====== THE RECORDS

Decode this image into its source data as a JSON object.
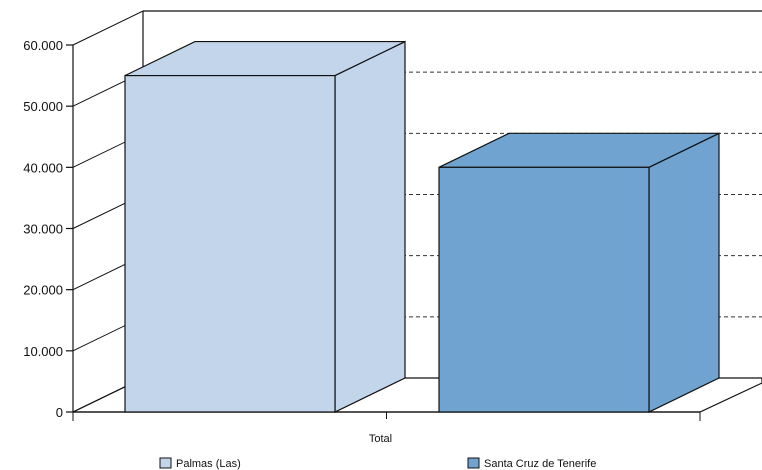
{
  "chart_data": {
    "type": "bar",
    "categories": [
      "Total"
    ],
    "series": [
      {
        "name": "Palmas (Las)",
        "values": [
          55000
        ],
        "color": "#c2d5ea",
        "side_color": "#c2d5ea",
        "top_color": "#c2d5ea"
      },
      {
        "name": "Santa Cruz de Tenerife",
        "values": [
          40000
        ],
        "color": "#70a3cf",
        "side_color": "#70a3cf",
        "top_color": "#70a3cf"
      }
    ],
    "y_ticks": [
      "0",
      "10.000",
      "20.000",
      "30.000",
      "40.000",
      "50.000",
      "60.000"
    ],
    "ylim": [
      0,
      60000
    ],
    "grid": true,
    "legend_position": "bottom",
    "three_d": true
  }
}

============
====== THE RECORDS

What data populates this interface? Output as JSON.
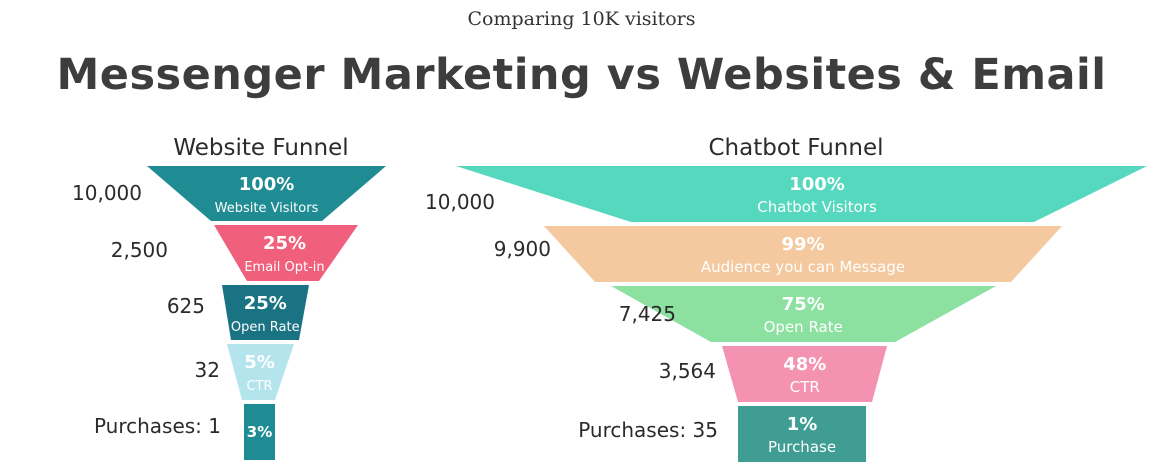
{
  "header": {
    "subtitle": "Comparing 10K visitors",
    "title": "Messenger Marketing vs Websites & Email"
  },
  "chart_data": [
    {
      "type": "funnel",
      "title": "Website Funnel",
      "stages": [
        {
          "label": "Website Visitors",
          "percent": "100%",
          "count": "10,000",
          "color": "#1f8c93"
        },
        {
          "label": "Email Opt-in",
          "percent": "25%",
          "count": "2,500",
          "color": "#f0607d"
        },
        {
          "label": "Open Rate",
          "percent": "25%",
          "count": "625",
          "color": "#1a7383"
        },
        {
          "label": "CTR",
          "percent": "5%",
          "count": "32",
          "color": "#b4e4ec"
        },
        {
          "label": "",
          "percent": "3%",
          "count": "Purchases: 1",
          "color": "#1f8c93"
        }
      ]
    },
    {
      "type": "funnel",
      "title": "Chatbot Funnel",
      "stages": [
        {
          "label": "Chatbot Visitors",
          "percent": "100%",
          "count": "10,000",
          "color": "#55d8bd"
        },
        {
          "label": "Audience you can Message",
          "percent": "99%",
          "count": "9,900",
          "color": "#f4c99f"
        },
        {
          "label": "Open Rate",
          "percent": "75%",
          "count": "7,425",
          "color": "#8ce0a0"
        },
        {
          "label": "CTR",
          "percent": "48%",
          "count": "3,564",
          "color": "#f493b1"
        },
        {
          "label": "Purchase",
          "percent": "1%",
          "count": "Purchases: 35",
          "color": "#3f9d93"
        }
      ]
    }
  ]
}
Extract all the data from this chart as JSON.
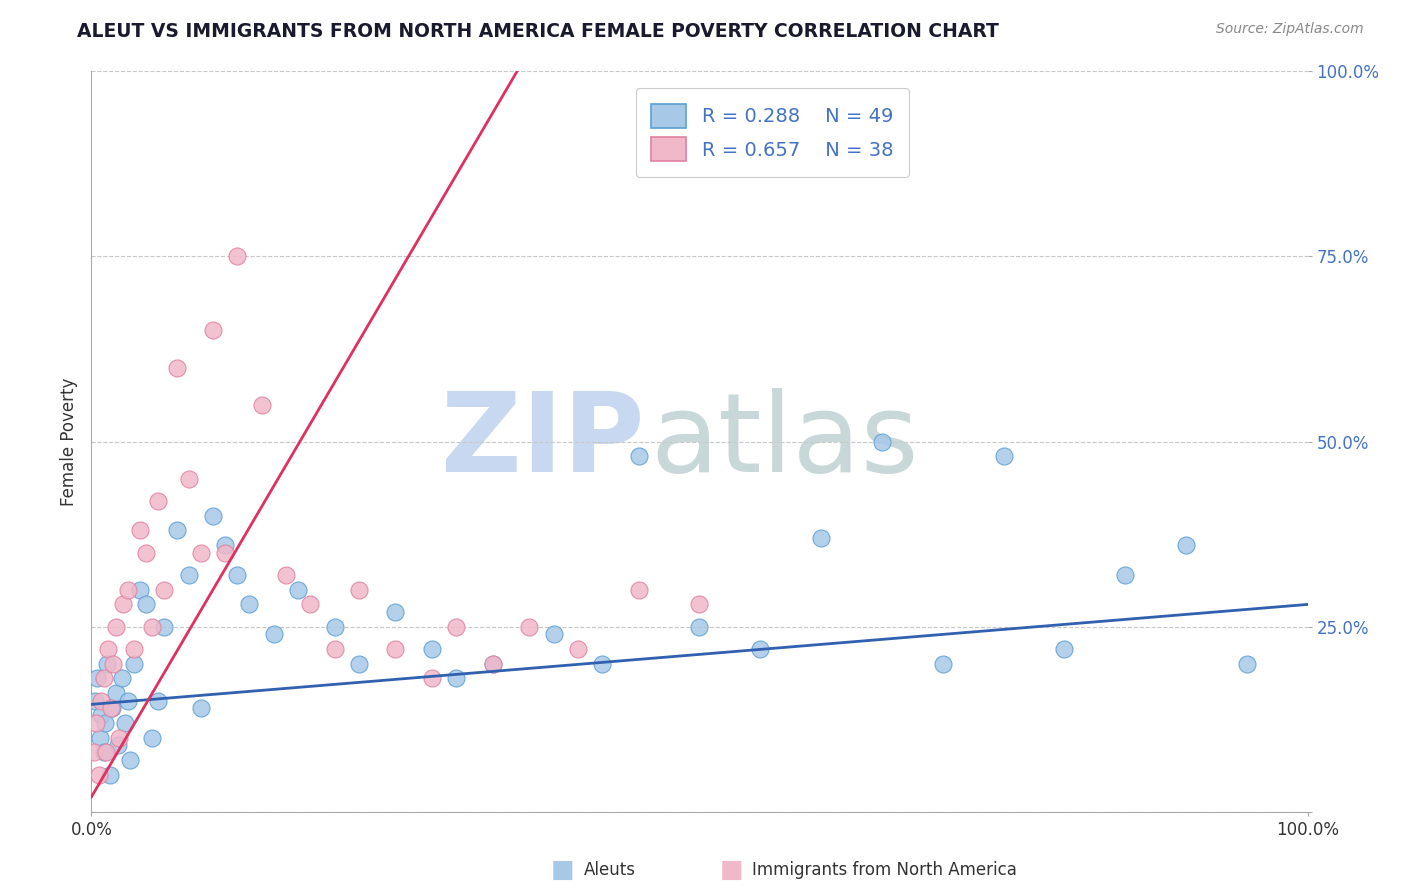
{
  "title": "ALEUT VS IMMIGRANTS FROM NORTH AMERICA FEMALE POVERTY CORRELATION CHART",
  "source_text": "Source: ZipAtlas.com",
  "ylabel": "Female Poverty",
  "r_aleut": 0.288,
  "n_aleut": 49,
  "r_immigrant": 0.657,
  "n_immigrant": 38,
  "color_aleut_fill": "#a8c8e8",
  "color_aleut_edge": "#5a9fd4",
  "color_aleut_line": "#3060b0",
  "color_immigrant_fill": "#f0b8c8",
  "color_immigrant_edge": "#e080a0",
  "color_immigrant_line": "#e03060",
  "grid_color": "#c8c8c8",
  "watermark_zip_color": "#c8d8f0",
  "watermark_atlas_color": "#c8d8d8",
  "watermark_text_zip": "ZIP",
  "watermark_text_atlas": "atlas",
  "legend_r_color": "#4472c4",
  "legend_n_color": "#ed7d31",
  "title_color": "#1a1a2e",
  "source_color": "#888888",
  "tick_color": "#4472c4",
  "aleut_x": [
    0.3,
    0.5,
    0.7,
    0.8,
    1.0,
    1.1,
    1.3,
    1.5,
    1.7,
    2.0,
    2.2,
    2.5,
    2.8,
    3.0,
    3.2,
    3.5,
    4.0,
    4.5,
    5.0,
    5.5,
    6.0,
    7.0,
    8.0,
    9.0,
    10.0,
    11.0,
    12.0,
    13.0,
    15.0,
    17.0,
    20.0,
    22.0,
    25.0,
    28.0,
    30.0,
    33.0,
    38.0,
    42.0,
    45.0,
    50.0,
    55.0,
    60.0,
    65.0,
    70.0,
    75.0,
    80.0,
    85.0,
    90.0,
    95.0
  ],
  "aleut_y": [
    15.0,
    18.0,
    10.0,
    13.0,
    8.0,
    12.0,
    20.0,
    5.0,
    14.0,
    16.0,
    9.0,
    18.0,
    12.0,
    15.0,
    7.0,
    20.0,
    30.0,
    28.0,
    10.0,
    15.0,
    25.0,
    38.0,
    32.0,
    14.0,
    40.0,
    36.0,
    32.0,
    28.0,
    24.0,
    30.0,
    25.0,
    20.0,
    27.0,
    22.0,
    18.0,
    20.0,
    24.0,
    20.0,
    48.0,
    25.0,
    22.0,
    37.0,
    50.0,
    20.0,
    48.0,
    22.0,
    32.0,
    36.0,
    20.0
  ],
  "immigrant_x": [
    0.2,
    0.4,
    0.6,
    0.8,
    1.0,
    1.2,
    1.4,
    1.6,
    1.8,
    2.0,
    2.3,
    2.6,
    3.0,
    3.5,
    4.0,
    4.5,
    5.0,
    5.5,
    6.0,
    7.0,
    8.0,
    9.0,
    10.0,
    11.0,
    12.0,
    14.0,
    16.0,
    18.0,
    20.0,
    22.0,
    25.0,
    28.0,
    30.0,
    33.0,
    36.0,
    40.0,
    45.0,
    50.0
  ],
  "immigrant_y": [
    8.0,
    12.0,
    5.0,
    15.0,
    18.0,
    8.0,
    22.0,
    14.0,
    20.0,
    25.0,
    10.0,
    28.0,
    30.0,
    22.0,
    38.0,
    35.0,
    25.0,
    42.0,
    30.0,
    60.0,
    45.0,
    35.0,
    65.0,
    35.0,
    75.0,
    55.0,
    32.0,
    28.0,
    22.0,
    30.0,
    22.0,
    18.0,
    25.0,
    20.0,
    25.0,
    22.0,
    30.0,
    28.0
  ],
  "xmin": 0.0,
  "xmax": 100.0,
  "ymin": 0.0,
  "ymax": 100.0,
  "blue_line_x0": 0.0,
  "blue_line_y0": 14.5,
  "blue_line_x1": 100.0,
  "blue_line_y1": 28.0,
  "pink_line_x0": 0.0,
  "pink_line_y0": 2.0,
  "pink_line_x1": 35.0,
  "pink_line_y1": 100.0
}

============

[TASK GOAL]
Looking at the records above, report how many lines contain the word "this". Answer with the number only.

[EXERCISE RESULT]
3